Stored entries:
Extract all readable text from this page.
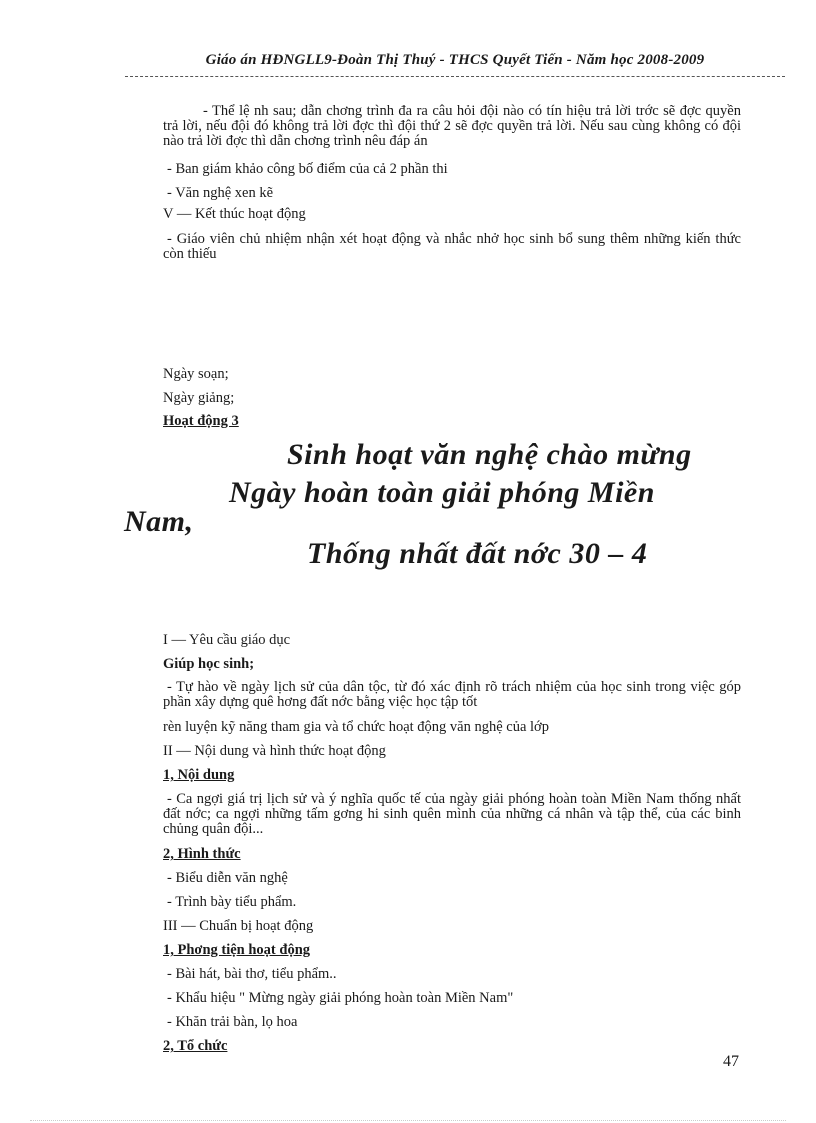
Giáo án HĐNGLL9-Đoàn Thị Thuý - THCS Quyết Tiến - Năm học 2008-2009
- Thể lệ nh sau; dẫn chơng trình đa ra câu hỏi đội nào có tín hiệu trả lời trớc sẽ đợc quyền trả lời, nếu đội đó không trả lời đợc thì đội thứ 2 sẽ đợc quyền trả lời. Nếu sau cùng không có đội nào trả lời đợc thì dẫn chơng trình nêu đáp án
- Ban giám khảo công bố điểm của cả 2 phần thi
- Văn nghệ xen kẽ
V — Kết thúc hoạt động
- Giáo viên chủ nhiệm nhận xét hoạt động và nhắc nhở học sinh bổ sung thêm những kiến thức còn thiếu
Ngày soạn;
Ngày giảng;
Hoạt động 3
Sinh hoạt văn nghệ chào mừng
Ngày hoàn toàn giải phóng Miền
Nam,
Thống nhất đất nớc 30 – 4
I — Yêu cầu giáo dục
Giúp học sinh;
- Tự hào về ngày lịch sử của dân tộc, từ đó xác định rõ trách nhiệm của học sinh trong việc góp phần xây dựng quê hơng đất nớc bằng việc học tập tốt
rèn luyện kỹ năng tham gia và tổ chức hoạt động văn nghệ của lớp
II — Nội dung và hình thức hoạt động
1, Nội dung
- Ca ngợi giá trị lịch sử và ý nghĩa quốc tế của ngày giải phóng hoàn toàn Miền Nam thống nhất đất nớc; ca ngợi những tấm gơng hi sinh quên mình của những cá nhân và tập thể, của các binh chủng quân đội...
2, Hình thức
- Biểu diễn văn nghệ
- Trình bày tiểu phẩm.
III — Chuẩn bị hoạt động
1, Phơng tiện hoạt động
- Bài hát, bài thơ, tiểu phẩm..
- Khẩu hiệu " Mừng ngày giải phóng hoàn toàn Miền Nam"
- Khăn trải bàn, lọ hoa
2, Tổ chức
47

▶ Set problem
Make a copy of each line that contains the string "phần".

▶ Task response
- Ban giám khảo công bố điểm của cả 2 phần thi
- Tự hào về ngày lịch sử của dân tộc, từ đó xác định rõ trách nhiệm của học sinh trong việc góp phần xây dựng quê hơng đất nớc bằng việc học tập tốt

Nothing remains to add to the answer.